**EXERCISE INSTRUCTIONS:** Transcribe the data in full; each line must match exactly.

Structured page parsing data
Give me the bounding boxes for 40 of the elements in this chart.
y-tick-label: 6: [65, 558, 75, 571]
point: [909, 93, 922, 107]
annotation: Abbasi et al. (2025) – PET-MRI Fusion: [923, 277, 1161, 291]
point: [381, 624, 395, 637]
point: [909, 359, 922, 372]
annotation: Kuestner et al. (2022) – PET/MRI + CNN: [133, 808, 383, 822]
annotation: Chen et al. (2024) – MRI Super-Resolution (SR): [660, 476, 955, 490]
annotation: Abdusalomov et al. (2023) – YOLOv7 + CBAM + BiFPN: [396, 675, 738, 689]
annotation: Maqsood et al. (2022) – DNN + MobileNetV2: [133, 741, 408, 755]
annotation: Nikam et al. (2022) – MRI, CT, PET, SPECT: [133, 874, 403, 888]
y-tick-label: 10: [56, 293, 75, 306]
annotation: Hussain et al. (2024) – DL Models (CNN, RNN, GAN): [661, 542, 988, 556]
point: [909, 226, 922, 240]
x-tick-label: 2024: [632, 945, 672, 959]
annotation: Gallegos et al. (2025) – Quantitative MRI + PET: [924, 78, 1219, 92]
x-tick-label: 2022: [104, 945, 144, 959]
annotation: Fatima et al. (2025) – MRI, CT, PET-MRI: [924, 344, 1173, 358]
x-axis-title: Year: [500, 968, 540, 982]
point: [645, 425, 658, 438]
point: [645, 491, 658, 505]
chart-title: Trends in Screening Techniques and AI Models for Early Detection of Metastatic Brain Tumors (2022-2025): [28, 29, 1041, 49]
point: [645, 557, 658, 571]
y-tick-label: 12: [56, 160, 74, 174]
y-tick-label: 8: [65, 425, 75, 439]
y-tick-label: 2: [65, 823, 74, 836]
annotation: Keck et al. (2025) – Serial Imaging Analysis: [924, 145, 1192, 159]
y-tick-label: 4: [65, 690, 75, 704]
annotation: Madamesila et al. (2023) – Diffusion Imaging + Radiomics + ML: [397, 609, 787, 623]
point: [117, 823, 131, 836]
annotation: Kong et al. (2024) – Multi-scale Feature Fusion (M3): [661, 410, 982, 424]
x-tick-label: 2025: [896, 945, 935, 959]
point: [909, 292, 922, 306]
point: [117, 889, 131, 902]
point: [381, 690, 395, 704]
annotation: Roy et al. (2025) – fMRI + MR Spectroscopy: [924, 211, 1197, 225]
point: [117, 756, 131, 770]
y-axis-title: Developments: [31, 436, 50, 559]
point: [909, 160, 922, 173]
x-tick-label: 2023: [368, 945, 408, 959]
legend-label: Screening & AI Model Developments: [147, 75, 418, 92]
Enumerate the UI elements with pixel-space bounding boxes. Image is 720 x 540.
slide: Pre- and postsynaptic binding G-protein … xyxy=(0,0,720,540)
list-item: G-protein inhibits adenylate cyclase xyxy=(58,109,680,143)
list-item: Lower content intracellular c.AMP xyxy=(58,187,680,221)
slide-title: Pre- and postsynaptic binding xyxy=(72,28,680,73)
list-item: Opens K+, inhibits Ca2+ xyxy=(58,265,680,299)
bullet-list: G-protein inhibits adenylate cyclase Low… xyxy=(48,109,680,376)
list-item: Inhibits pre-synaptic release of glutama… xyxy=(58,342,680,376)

**RESPONSE FOR THIS EXERCISE:**
Give me the bounding boxes for 40 of the elements in this chart.
y-tick-label: 6: [65, 558, 75, 571]
point: [909, 93, 922, 107]
annotation: Abbasi et al. (2025) – PET-MRI Fusion: [923, 277, 1161, 291]
point: [381, 624, 395, 637]
point: [909, 359, 922, 372]
annotation: Kuestner et al. (2022) – PET/MRI + CNN: [133, 808, 383, 822]
annotation: Chen et al. (2024) – MRI Super-Resolution (SR): [660, 476, 955, 490]
annotation: Abdusalomov et al. (2023) – YOLOv7 + CBAM + BiFPN: [396, 675, 738, 689]
annotation: Maqsood et al. (2022) – DNN + MobileNetV2: [133, 741, 408, 755]
annotation: Nikam et al. (2022) – MRI, CT, PET, SPECT: [133, 874, 403, 888]
y-tick-label: 10: [56, 293, 75, 306]
annotation: Hussain et al. (2024) – DL Models (CNN, RNN, GAN): [661, 542, 988, 556]
point: [909, 226, 922, 240]
x-tick-label: 2024: [632, 945, 672, 959]
annotation: Gallegos et al. (2025) – Quantitative MRI + PET: [924, 78, 1219, 92]
x-tick-label: 2022: [104, 945, 144, 959]
annotation: Fatima et al. (2025) – MRI, CT, PET-MRI: [924, 344, 1173, 358]
x-axis-title: Year: [500, 968, 540, 982]
point: [645, 425, 658, 438]
point: [645, 491, 658, 505]
chart-title: Trends in Screening Techniques and AI Models for Early Detection of Metastatic Brain Tumors (2022-2025): [28, 29, 1041, 49]
point: [645, 557, 658, 571]
y-tick-label: 12: [56, 160, 74, 174]
y-tick-label: 8: [65, 425, 75, 439]
y-tick-label: 2: [65, 823, 74, 836]
annotation: Keck et al. (2025) – Serial Imaging Analysis: [924, 145, 1192, 159]
y-tick-label: 4: [65, 690, 75, 704]
annotation: Madamesila et al. (2023) – Diffusion Imaging + Radiomics + ML: [397, 609, 787, 623]
point: [117, 823, 131, 836]
annotation: Kong et al. (2024) – Multi-scale Feature Fusion (M3): [661, 410, 982, 424]
x-tick-label: 2025: [896, 945, 935, 959]
point: [909, 292, 922, 306]
point: [117, 889, 131, 902]
point: [381, 690, 395, 704]
annotation: Roy et al. (2025) – fMRI + MR Spectroscopy: [924, 211, 1197, 225]
point: [117, 756, 131, 770]
y-axis-title: Developments: [31, 436, 50, 559]
point: [909, 160, 922, 173]
x-tick-label: 2023: [368, 945, 408, 959]
legend-label: Screening & AI Model Developments: [147, 75, 418, 92]
Enumerate the UI elements with pixel-space bounding boxes. Image is 720 x 540.
slide: Pre- and postsynaptic binding G-protein … xyxy=(0,0,720,540)
list-item: G-protein inhibits adenylate cyclase xyxy=(58,109,680,143)
list-item: Lower content intracellular c.AMP xyxy=(58,187,680,221)
slide-title: Pre- and postsynaptic binding xyxy=(72,28,680,73)
list-item: Opens K+, inhibits Ca2+ xyxy=(58,265,680,299)
bullet-list: G-protein inhibits adenylate cyclase Low… xyxy=(48,109,680,376)
list-item: Inhibits pre-synaptic release of glutama… xyxy=(58,342,680,376)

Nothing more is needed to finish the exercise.